What is the number of lines in the data holding the word "соответствует"? Give that number by itself.

[begin STORED ROWS]

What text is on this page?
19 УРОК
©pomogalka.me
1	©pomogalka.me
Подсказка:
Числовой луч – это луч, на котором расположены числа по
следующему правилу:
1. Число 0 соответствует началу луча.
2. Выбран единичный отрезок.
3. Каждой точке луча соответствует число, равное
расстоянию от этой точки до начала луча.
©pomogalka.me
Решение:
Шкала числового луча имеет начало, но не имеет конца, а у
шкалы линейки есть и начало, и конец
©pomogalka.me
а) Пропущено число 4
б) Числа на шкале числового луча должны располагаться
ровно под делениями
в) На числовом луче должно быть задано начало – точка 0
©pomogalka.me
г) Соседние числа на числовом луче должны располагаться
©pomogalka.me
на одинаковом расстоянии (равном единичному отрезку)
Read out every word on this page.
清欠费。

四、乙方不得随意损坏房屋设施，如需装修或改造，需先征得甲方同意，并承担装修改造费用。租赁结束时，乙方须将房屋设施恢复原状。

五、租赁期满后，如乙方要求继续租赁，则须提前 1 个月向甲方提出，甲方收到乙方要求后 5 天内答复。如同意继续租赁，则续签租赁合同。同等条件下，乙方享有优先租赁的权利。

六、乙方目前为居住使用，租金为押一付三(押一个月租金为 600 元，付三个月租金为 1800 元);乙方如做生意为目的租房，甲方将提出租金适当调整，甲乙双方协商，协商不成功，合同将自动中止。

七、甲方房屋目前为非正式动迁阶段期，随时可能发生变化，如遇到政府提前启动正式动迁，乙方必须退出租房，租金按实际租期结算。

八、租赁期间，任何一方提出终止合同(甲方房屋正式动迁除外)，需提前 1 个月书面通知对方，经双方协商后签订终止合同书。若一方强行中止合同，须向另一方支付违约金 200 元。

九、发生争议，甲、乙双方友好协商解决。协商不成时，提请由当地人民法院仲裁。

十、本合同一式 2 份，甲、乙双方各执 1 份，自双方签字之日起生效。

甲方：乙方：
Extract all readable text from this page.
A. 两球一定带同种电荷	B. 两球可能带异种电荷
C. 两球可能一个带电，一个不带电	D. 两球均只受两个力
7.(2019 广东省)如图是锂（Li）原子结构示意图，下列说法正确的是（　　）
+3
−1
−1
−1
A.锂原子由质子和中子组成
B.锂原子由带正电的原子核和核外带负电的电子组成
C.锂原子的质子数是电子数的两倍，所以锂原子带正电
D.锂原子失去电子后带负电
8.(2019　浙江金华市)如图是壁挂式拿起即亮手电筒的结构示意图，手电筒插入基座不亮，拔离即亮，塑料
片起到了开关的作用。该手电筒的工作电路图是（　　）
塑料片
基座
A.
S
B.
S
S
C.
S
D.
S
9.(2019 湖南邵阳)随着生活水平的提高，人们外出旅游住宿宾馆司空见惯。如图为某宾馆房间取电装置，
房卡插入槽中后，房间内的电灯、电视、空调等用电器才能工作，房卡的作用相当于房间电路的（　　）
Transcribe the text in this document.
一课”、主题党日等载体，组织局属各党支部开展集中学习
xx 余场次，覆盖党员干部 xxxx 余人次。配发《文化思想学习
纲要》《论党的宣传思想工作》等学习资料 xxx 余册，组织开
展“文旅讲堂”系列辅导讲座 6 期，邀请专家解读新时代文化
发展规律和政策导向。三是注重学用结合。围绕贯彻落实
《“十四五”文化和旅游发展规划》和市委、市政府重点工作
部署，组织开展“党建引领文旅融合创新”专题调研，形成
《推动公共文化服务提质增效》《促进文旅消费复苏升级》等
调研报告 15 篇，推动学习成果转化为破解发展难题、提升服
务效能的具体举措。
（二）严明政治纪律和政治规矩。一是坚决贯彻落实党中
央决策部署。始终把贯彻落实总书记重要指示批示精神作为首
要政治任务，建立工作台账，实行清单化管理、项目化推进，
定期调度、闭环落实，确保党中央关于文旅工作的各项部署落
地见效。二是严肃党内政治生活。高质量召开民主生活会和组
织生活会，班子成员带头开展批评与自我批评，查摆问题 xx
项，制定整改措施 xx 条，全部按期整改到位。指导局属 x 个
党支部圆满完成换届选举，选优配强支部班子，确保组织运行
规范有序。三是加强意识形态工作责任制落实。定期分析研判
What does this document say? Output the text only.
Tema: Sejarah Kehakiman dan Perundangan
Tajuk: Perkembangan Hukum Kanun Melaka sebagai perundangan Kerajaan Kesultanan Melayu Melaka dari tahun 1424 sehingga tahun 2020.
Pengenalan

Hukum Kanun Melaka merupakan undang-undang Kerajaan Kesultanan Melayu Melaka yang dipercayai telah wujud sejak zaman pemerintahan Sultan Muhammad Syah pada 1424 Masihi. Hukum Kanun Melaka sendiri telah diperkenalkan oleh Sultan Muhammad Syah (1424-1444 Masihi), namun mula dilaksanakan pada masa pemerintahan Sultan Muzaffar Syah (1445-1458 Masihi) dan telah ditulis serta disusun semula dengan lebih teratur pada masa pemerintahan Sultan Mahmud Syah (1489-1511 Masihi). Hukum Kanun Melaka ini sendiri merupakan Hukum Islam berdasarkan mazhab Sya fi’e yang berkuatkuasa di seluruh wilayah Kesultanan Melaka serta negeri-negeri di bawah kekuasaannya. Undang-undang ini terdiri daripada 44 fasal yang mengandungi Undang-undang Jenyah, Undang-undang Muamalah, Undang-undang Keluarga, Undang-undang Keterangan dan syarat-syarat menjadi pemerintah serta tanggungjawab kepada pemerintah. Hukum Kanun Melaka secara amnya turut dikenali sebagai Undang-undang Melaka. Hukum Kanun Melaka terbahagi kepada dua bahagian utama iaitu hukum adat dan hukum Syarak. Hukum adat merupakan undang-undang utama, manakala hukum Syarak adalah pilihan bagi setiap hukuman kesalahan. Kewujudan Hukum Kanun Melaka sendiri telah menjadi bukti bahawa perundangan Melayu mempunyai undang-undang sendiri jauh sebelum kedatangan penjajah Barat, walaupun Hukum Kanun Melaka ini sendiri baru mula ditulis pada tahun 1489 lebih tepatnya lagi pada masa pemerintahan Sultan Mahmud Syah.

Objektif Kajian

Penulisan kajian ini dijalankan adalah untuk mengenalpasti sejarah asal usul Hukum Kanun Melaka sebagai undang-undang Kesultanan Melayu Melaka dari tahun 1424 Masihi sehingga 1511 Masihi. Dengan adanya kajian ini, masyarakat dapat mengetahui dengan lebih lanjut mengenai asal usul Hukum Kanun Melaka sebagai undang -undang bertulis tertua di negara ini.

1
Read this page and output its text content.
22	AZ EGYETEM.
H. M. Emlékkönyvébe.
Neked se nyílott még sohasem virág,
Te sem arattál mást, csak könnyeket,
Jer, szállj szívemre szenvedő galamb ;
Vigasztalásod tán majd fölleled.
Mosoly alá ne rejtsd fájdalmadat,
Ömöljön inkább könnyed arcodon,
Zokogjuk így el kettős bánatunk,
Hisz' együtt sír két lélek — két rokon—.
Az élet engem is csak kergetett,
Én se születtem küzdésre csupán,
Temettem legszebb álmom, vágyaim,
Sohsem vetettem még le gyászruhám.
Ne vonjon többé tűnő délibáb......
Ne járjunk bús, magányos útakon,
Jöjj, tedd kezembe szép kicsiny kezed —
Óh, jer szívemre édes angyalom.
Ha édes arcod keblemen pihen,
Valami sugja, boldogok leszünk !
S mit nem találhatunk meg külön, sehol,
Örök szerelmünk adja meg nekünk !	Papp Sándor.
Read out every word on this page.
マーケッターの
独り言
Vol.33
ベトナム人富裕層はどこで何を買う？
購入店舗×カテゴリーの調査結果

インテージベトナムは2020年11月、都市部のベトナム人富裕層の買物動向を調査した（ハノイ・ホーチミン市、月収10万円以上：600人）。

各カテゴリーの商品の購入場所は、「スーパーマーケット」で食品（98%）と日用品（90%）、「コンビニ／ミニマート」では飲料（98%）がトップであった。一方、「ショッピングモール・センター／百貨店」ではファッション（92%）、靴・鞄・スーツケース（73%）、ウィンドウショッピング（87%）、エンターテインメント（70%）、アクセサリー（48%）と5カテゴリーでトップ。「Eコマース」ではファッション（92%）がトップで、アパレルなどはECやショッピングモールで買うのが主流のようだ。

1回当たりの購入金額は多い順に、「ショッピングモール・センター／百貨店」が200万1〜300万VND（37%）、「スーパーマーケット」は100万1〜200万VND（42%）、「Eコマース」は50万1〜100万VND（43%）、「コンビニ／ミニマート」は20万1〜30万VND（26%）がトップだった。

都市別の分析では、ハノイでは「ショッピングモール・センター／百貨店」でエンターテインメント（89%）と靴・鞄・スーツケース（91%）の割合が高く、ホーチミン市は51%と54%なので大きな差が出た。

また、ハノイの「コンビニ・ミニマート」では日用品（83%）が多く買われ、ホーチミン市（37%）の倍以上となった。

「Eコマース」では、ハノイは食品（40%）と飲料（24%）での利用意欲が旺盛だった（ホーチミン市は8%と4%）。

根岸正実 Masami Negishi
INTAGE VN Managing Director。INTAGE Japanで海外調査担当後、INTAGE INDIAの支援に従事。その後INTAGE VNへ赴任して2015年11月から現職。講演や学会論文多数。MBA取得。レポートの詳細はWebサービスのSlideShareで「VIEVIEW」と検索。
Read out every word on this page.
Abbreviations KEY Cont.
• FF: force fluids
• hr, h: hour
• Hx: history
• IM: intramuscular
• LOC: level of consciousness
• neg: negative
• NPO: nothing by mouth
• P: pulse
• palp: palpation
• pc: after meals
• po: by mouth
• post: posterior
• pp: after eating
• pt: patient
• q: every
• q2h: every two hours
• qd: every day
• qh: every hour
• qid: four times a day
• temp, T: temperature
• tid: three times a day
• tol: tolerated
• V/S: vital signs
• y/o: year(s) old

[end STORED ROWS]

### [WRITTEN RESPONSE]
2